┌────────

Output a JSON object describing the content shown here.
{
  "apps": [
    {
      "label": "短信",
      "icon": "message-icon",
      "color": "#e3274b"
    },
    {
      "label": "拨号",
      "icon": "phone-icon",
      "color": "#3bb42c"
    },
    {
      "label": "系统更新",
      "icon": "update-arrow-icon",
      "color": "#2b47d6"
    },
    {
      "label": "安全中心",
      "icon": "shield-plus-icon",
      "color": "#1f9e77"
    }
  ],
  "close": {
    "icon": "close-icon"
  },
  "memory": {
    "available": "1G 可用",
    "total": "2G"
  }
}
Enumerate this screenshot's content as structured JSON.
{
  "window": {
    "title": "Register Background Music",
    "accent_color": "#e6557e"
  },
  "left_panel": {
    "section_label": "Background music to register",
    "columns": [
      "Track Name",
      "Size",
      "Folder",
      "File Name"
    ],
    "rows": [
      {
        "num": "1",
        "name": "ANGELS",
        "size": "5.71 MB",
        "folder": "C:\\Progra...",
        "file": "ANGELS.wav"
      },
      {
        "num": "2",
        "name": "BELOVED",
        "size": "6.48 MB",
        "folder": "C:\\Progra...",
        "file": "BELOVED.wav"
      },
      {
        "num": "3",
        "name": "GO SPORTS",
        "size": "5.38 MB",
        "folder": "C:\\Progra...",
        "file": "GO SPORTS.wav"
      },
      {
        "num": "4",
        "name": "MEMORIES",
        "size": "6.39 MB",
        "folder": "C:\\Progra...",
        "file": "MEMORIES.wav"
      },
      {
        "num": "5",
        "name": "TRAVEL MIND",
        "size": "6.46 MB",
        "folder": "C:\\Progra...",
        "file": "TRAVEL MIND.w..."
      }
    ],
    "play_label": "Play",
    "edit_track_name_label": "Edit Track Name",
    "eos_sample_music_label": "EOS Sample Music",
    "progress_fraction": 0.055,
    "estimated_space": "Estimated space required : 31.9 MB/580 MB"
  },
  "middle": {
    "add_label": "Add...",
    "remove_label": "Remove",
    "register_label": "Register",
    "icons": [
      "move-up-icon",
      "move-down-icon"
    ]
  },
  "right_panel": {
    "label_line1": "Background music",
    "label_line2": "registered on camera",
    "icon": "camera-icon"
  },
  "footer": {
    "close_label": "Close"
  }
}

└────────

Output a single number: how many lines contain the word "Track".

2